Fragmento |
Tal día como ayer se conmemoraba el final de la Segunda Guerra
Mundial con la capitulación de un Japón humillado y vencido. Pero,
al mismo tiempo, podría recordarse el inicio de esa especie de
tercera guerra mundial no declarada que ha sido la Guerra Fría.
Hace precisamente estos mismos días cuarenta años que se inició la
construcción del muro de la vergüenza, de esa barrera de cemento y
alambradas que partió en dos Alemania, castigando a un pueblo
derrotado.
Los vencedores de esa terrible guerra que duró seis años y asoló
medio mundo "hubo millones de muertos y una destrucción casi total
de Europa" establecieron entonces sus condiciones para dejar
respirar a los alemanes y el castigo era ése: la partición.
Familias, amigos, vecinos, se vieron separados forzosamente en
virtud de unas líneas imaginarias establecidas a escuadra y
cartabón.
La mañana del 13 de agosto de 1961, cuarenta mil sodados y
policías de la llamada República Democrática Alemana, siguiendo
órdenes de Moscú, comenzaron a establecer un muro que llegó a medir
155 kilómetros para evitar que los alemanes que quedaron en manos
del bloque comunista huyeran al otro lado. Allí quedaron ancladas
las vidas de 267 personas que fueron acribilladas cuando intentaban
atravesar el muro.

Información proporcionada |
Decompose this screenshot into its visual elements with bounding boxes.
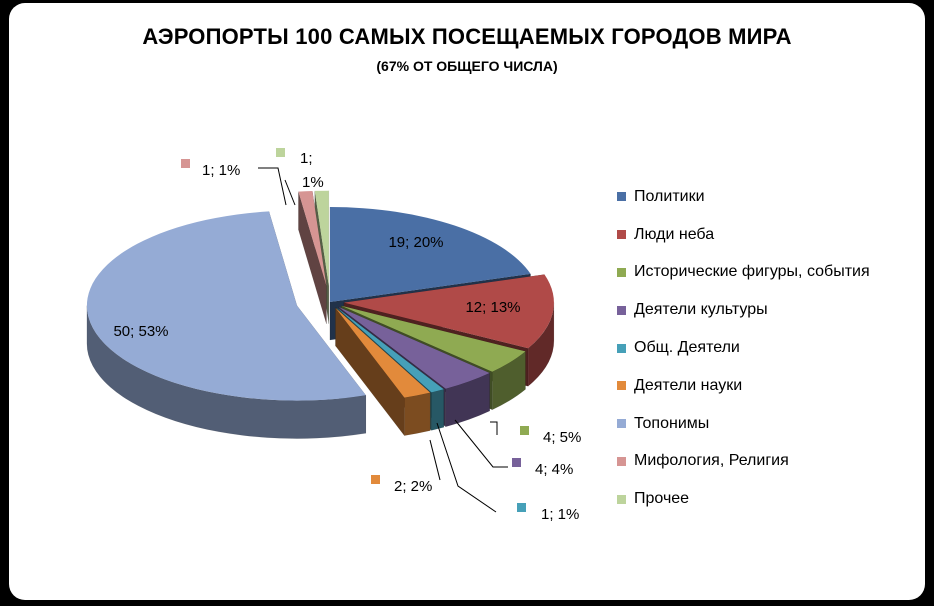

Objetivo | Extrae del texto sobre la construcción del muro el tramo que va desde "Los vencedores de" hasta "atravesar el muro.", sin cambiar nada. El material no hace falta para resolver esto.

Respuesta esperada |
Los vencedores de esa terrible guerra que duró seis años y asoló
medio mundo "hubo millones de muertos y una destrucción casi total
de Europa" establecieron entonces sus condiciones para dejar
respirar a los alemanes y el castigo era ése: la partición.
Familias, amigos, vecinos, se vieron separados forzosamente en
virtud de unas líneas imaginarias establecidas a escuadra y
cartabón.
La mañana del 13 de agosto de 1961, cuarenta mil sodados y
policías de la llamada República Democrática Alemana, siguiendo
órdenes de Moscú, comenzaron a establecer un muro que llegó a medir
155 kilómetros para evitar que los alemanes que quedaron en manos
del bloque comunista huyeran al otro lado. Allí quedaron ancladas
las vidas de 267 personas que fueron acribilladas cuando intentaban
atravesar el muro.